▶ **Required work**: Starting at the line that contains "Read all visible content and emit it as JSON.", reproduce every line through the end of the entries below, with no pictures in the copy.

>> Begin Provided records

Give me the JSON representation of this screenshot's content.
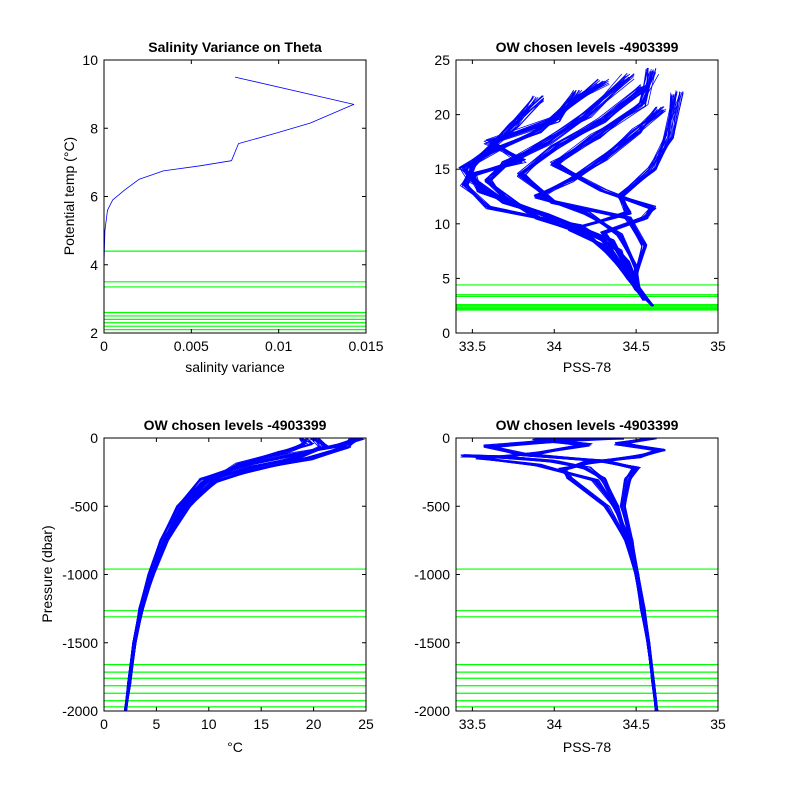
{
  "figure": {
    "colors": {
      "profile": "#0000ff",
      "levels": "#00ff00",
      "axes": "#000000",
      "background": "#ffffff"
    }
  },
  "chart_data": [
    {
      "id": "variance",
      "type": "line",
      "title": "Salinity Variance on Theta",
      "xlabel": "salinity variance",
      "ylabel": "Potential temp (°C)",
      "xlim": [
        0,
        0.015
      ],
      "ylim": [
        2,
        10
      ],
      "xticks": [
        0,
        0.005,
        0.01,
        0.015
      ],
      "yticks": [
        2,
        4,
        6,
        8,
        10
      ],
      "xticklabels": [
        "0",
        "0.005",
        "0.01",
        "0.015"
      ],
      "yticklabels": [
        "2",
        "4",
        "6",
        "8",
        "10"
      ],
      "series": [
        {
          "values": [
            [
              0,
              2.1
            ],
            [
              0,
              4.0
            ],
            [
              5e-05,
              5.0
            ],
            [
              0.0002,
              5.6
            ],
            [
              0.0005,
              5.9
            ],
            [
              0.0012,
              6.2
            ],
            [
              0.002,
              6.5
            ],
            [
              0.0034,
              6.75
            ],
            [
              0.0055,
              6.9
            ],
            [
              0.0073,
              7.05
            ],
            [
              0.0077,
              7.55
            ],
            [
              0.0098,
              7.85
            ],
            [
              0.0118,
              8.15
            ],
            [
              0.0143,
              8.7
            ],
            [
              0.0075,
              9.5
            ]
          ]
        }
      ],
      "hlines": [
        2.1,
        2.2,
        2.3,
        2.4,
        2.5,
        2.6,
        3.35,
        3.5,
        4.4
      ]
    },
    {
      "id": "ts",
      "type": "line",
      "title": "OW chosen levels -4903399",
      "xlabel": "PSS-78",
      "xlim": [
        33.4,
        35
      ],
      "ylim": [
        0,
        25
      ],
      "xticks": [
        33.5,
        34,
        34.5,
        35
      ],
      "yticks": [
        0,
        5,
        10,
        15,
        20,
        25
      ],
      "xticklabels": [
        "33.5",
        "34",
        "34.5",
        "35"
      ],
      "yticklabels": [
        "0",
        "5",
        "10",
        "15",
        "20",
        "25"
      ],
      "series": [
        {
          "values": [
            [
              34.6,
              2.5
            ],
            [
              34.55,
              3.4
            ],
            [
              34.5,
              4.5
            ],
            [
              34.4,
              6.5
            ],
            [
              34.3,
              8.5
            ],
            [
              34.05,
              10.2
            ],
            [
              33.7,
              12.0
            ],
            [
              33.5,
              14.0
            ],
            [
              33.44,
              15.0
            ],
            [
              33.6,
              16.5
            ],
            [
              33.9,
              18.5
            ],
            [
              34.1,
              21.0
            ],
            [
              34.3,
              23.0
            ]
          ]
        },
        {
          "values": [
            [
              34.6,
              2.5
            ],
            [
              34.52,
              3.8
            ],
            [
              34.5,
              5.5
            ],
            [
              34.55,
              8.0
            ],
            [
              34.45,
              10.5
            ],
            [
              34.0,
              12.0
            ],
            [
              33.8,
              14.5
            ],
            [
              34.0,
              17.0
            ],
            [
              34.3,
              19.5
            ],
            [
              34.55,
              22.5
            ]
          ]
        },
        {
          "values": [
            [
              34.6,
              2.5
            ],
            [
              34.5,
              4.0
            ],
            [
              34.42,
              6.0
            ],
            [
              34.3,
              8.0
            ],
            [
              34.1,
              9.5
            ],
            [
              34.45,
              11.0
            ],
            [
              34.4,
              12.5
            ],
            [
              34.6,
              15.0
            ],
            [
              34.7,
              18.0
            ],
            [
              34.75,
              22.0
            ]
          ]
        },
        {
          "values": [
            [
              34.55,
              3.0
            ],
            [
              34.45,
              5.0
            ],
            [
              34.35,
              7.0
            ],
            [
              34.2,
              9.0
            ],
            [
              33.9,
              10.5
            ],
            [
              33.7,
              12.5
            ],
            [
              33.6,
              14.0
            ],
            [
              33.7,
              15.5
            ],
            [
              33.95,
              17.5
            ],
            [
              34.2,
              20.0
            ],
            [
              34.45,
              23.5
            ]
          ]
        },
        {
          "values": [
            [
              34.6,
              2.5
            ],
            [
              34.5,
              4.2
            ],
            [
              34.5,
              6.0
            ],
            [
              34.4,
              9.0
            ],
            [
              34.2,
              11.0
            ],
            [
              33.9,
              12.5
            ],
            [
              34.1,
              14.0
            ],
            [
              34.3,
              16.0
            ],
            [
              34.5,
              18.5
            ],
            [
              34.65,
              20.5
            ]
          ]
        },
        {
          "values": [
            [
              34.58,
              2.8
            ],
            [
              34.48,
              4.5
            ],
            [
              34.4,
              7.5
            ],
            [
              34.15,
              9.8
            ],
            [
              33.6,
              11.5
            ],
            [
              33.45,
              13.5
            ],
            [
              33.5,
              15.5
            ],
            [
              33.75,
              19.0
            ],
            [
              33.9,
              21.5
            ]
          ]
        },
        {
          "values": [
            [
              34.6,
              2.5
            ],
            [
              34.52,
              4.0
            ],
            [
              34.45,
              6.5
            ],
            [
              34.3,
              9.2
            ],
            [
              34.55,
              10.5
            ],
            [
              34.6,
              11.5
            ],
            [
              34.3,
              13.0
            ],
            [
              34.0,
              15.5
            ],
            [
              34.25,
              18.0
            ],
            [
              34.55,
              21.0
            ],
            [
              34.6,
              24.0
            ]
          ]
        },
        {
          "values": [
            [
              34.6,
              2.5
            ],
            [
              34.5,
              4.5
            ],
            [
              34.35,
              8.5
            ],
            [
              33.95,
              10.8
            ],
            [
              33.55,
              13.0
            ],
            [
              33.5,
              14.5
            ],
            [
              33.8,
              15.8
            ],
            [
              33.6,
              17.5
            ],
            [
              34.0,
              19.5
            ],
            [
              34.15,
              22.0
            ]
          ]
        }
      ],
      "hlines": [
        2.1,
        2.2,
        2.3,
        2.4,
        2.5,
        2.6,
        3.35,
        3.5,
        4.4
      ]
    },
    {
      "id": "pt",
      "type": "line",
      "title": "OW chosen levels -4903399",
      "xlabel": "°C",
      "ylabel": "Pressure (dbar)",
      "xlim": [
        0,
        25
      ],
      "ylim": [
        -2000,
        0
      ],
      "xticks": [
        0,
        5,
        10,
        15,
        20,
        25
      ],
      "yticks": [
        -2000,
        -1500,
        -1000,
        -500,
        0
      ],
      "xticklabels": [
        "0",
        "5",
        "10",
        "15",
        "20",
        "25"
      ],
      "yticklabels": [
        "-2000",
        "-1500",
        "-1000",
        "-500",
        "0"
      ],
      "series": [
        {
          "values": [
            [
              2.0,
              -2000
            ],
            [
              2.3,
              -1800
            ],
            [
              2.8,
              -1500
            ],
            [
              3.4,
              -1250
            ],
            [
              4.3,
              -1000
            ],
            [
              5.5,
              -750
            ],
            [
              7.2,
              -500
            ],
            [
              9.5,
              -300
            ],
            [
              13.5,
              -200
            ],
            [
              18.0,
              -120
            ],
            [
              22.0,
              -60
            ],
            [
              24.5,
              0
            ]
          ]
        },
        {
          "values": [
            [
              2.1,
              -2000
            ],
            [
              2.5,
              -1800
            ],
            [
              3.0,
              -1500
            ],
            [
              3.7,
              -1250
            ],
            [
              4.7,
              -1000
            ],
            [
              6.0,
              -750
            ],
            [
              8.0,
              -500
            ],
            [
              10.5,
              -320
            ],
            [
              14.5,
              -230
            ],
            [
              19.5,
              -150
            ],
            [
              23.0,
              -70
            ],
            [
              24.0,
              0
            ]
          ]
        },
        {
          "values": [
            [
              2.0,
              -2000
            ],
            [
              2.4,
              -1800
            ],
            [
              2.9,
              -1500
            ],
            [
              3.5,
              -1250
            ],
            [
              4.5,
              -1000
            ],
            [
              5.8,
              -750
            ],
            [
              7.6,
              -500
            ],
            [
              10.0,
              -310
            ],
            [
              14.0,
              -215
            ],
            [
              18.5,
              -140
            ],
            [
              21.0,
              -60
            ],
            [
              20.0,
              0
            ]
          ]
        },
        {
          "values": [
            [
              2.1,
              -2000
            ],
            [
              2.4,
              -1800
            ],
            [
              2.9,
              -1500
            ],
            [
              3.6,
              -1250
            ],
            [
              4.6,
              -1000
            ],
            [
              5.9,
              -750
            ],
            [
              7.8,
              -500
            ],
            [
              10.2,
              -305
            ],
            [
              13.0,
              -190
            ],
            [
              17.0,
              -110
            ],
            [
              19.5,
              -40
            ],
            [
              19.0,
              0
            ]
          ]
        }
      ],
      "hlines": [
        -960,
        -1265,
        -1310,
        -1660,
        -1715,
        -1760,
        -1815,
        -1870,
        -1925,
        -1970
      ]
    },
    {
      "id": "ps",
      "type": "line",
      "title": "OW chosen levels -4903399",
      "xlabel": "PSS-78",
      "xlim": [
        33.4,
        35
      ],
      "ylim": [
        -2000,
        0
      ],
      "xticks": [
        33.5,
        34,
        34.5,
        35
      ],
      "yticks": [
        -2000,
        -1500,
        -1000,
        -500,
        0
      ],
      "xticklabels": [
        "33.5",
        "34",
        "34.5",
        "35"
      ],
      "yticklabels": [
        "-2000",
        "-1500",
        "-1000",
        "-500",
        "0"
      ],
      "series": [
        {
          "values": [
            [
              34.62,
              -2000
            ],
            [
              34.6,
              -1800
            ],
            [
              34.57,
              -1500
            ],
            [
              34.53,
              -1250
            ],
            [
              34.5,
              -1000
            ],
            [
              34.45,
              -750
            ],
            [
              34.38,
              -500
            ],
            [
              34.3,
              -300
            ],
            [
              34.2,
              -220
            ],
            [
              34.0,
              -170
            ],
            [
              33.7,
              -140
            ],
            [
              33.45,
              -130
            ]
          ]
        },
        {
          "values": [
            [
              34.63,
              -2000
            ],
            [
              34.61,
              -1800
            ],
            [
              34.58,
              -1500
            ],
            [
              34.55,
              -1250
            ],
            [
              34.51,
              -1000
            ],
            [
              34.47,
              -750
            ],
            [
              34.42,
              -500
            ],
            [
              34.45,
              -300
            ],
            [
              34.5,
              -220
            ],
            [
              34.3,
              -170
            ],
            [
              33.8,
              -120
            ],
            [
              33.6,
              -60
            ],
            [
              34.0,
              -20
            ],
            [
              34.4,
              0
            ]
          ]
        },
        {
          "values": [
            [
              34.62,
              -2000
            ],
            [
              34.6,
              -1800
            ],
            [
              34.57,
              -1500
            ],
            [
              34.54,
              -1250
            ],
            [
              34.5,
              -1000
            ],
            [
              34.44,
              -750
            ],
            [
              34.32,
              -500
            ],
            [
              34.1,
              -300
            ],
            [
              34.05,
              -230
            ],
            [
              34.2,
              -180
            ],
            [
              34.5,
              -140
            ],
            [
              34.65,
              -90
            ],
            [
              34.4,
              -40
            ],
            [
              34.6,
              0
            ]
          ]
        },
        {
          "values": [
            [
              34.63,
              -2000
            ],
            [
              34.6,
              -1800
            ],
            [
              34.58,
              -1500
            ],
            [
              34.54,
              -1250
            ],
            [
              34.51,
              -1000
            ],
            [
              34.46,
              -750
            ],
            [
              34.37,
              -500
            ],
            [
              34.25,
              -310
            ],
            [
              33.9,
              -200
            ],
            [
              33.55,
              -150
            ],
            [
              33.9,
              -110
            ],
            [
              34.2,
              -50
            ],
            [
              33.9,
              -10
            ],
            [
              34.1,
              0
            ]
          ]
        }
      ],
      "hlines": [
        -960,
        -1265,
        -1310,
        -1660,
        -1715,
        -1760,
        -1815,
        -1870,
        -1925,
        -1970
      ]
    }
  ]
}
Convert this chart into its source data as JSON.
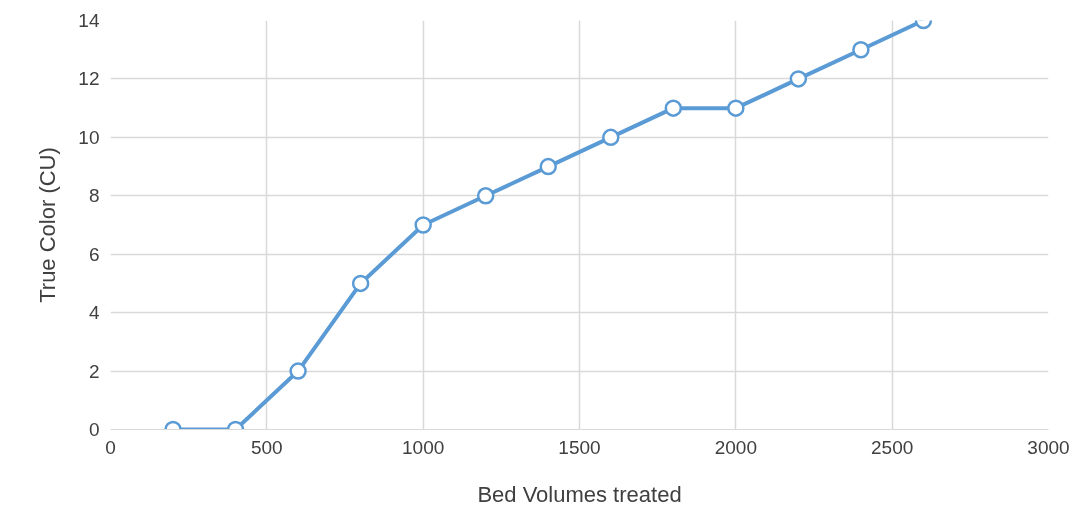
{
  "chart_data": {
    "type": "line",
    "xlabel": "Bed Volumes treated",
    "ylabel": "True Color (CU)",
    "x": [
      200,
      400,
      600,
      800,
      1000,
      1200,
      1400,
      1600,
      1800,
      2000,
      2200,
      2400,
      2600
    ],
    "series": [
      {
        "color": "#5b9bd5",
        "values": [
          0,
          0,
          2,
          5,
          7,
          8,
          9,
          10,
          11,
          11,
          12,
          13,
          14
        ]
      }
    ],
    "xlim": [
      0,
      3000
    ],
    "xticks": [
      0,
      500,
      1000,
      1500,
      2000,
      2500,
      3000
    ],
    "ylim": [
      0,
      14
    ],
    "yticks": [
      0,
      2,
      4,
      6,
      8,
      10,
      12,
      14
    ],
    "grid": true,
    "marker": "circle",
    "line_style": "solid"
  }
}
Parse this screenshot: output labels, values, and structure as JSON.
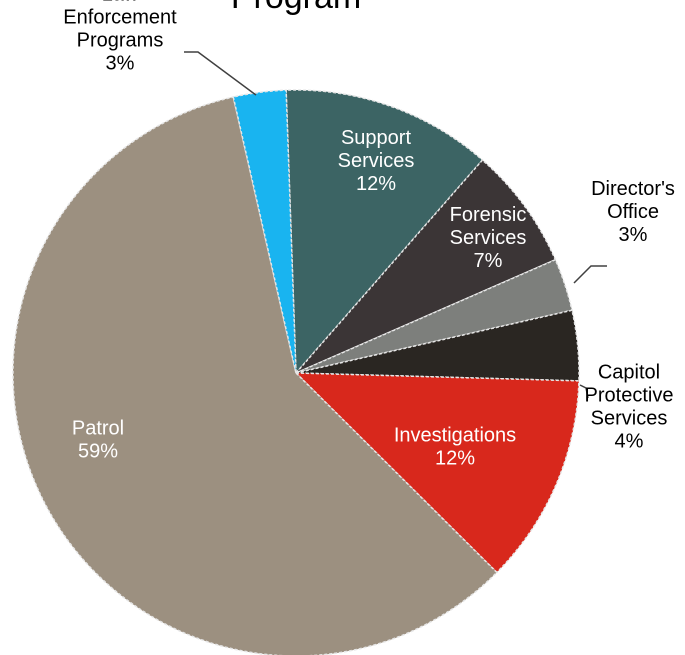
{
  "chart_data": {
    "type": "pie",
    "title": "Program",
    "slices": [
      {
        "label_lines": [
          "Support",
          "Services"
        ],
        "pct_label": "12%",
        "value": 12,
        "color": "#3c6464",
        "label_color": "#ffffff"
      },
      {
        "label_lines": [
          "Forensic",
          "Services"
        ],
        "pct_label": "7%",
        "value": 7,
        "color": "#3b3536",
        "label_color": "#ffffff"
      },
      {
        "label_lines": [
          "Director's",
          "Office"
        ],
        "pct_label": "3%",
        "value": 3,
        "color": "#7d7f7c",
        "label_color": "#000000"
      },
      {
        "label_lines": [
          "Capitol",
          "Protective",
          "Services"
        ],
        "pct_label": "4%",
        "value": 4,
        "color": "#2a2622",
        "label_color": "#000000"
      },
      {
        "label_lines": [
          "Investigations"
        ],
        "pct_label": "12%",
        "value": 12,
        "color": "#d8281c",
        "label_color": "#ffffff"
      },
      {
        "label_lines": [
          "Patrol"
        ],
        "pct_label": "59%",
        "value": 59,
        "color": "#9c9080",
        "label_color": "#ffffff"
      },
      {
        "label_lines": [
          "Law",
          "Enforcement",
          "Programs"
        ],
        "pct_label": "3%",
        "value": 3,
        "color": "#19b4f0",
        "label_color": "#000000"
      }
    ]
  }
}
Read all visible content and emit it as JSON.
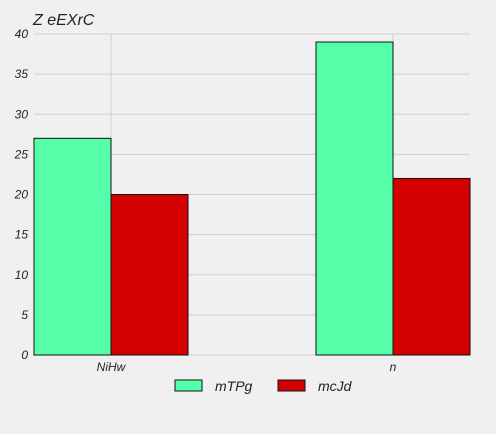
{
  "chart_data": {
    "type": "bar",
    "title": "Z eEXrC",
    "categories": [
      "NiHw",
      "n"
    ],
    "series": [
      {
        "name": "mTPg",
        "values": [
          27,
          39
        ],
        "color": "#55ffa9"
      },
      {
        "name": "mcJd",
        "values": [
          20,
          22
        ],
        "color": "#d40000"
      }
    ],
    "ylim": [
      0,
      40
    ],
    "yticks": [
      0,
      5,
      10,
      15,
      20,
      25,
      30,
      35,
      40
    ],
    "grid": true,
    "legend_position": "bottom-center"
  }
}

>> End Provided records

▶ **Finished task**:
Read all visible content and emit it as JSON.
{
  "chart_data": {
    "type": "bar",
    "title": "Z eEXrC",
    "categories": [
      "NiHw",
      "n"
    ],
    "series": [
      {
        "name": "mTPg",
        "values": [
          27,
          39
        ],
        "color": "#55ffa9"
      },
      {
        "name": "mcJd",
        "values": [
          20,
          22
        ],
        "color": "#d40000"
      }
    ],
    "ylim": [
      0,
      40
    ],
    "yticks": [
      0,
      5,
      10,
      15,
      20,
      25,
      30,
      35,
      40
    ],
    "grid": true,
    "legend_position": "bottom-center"
  }
}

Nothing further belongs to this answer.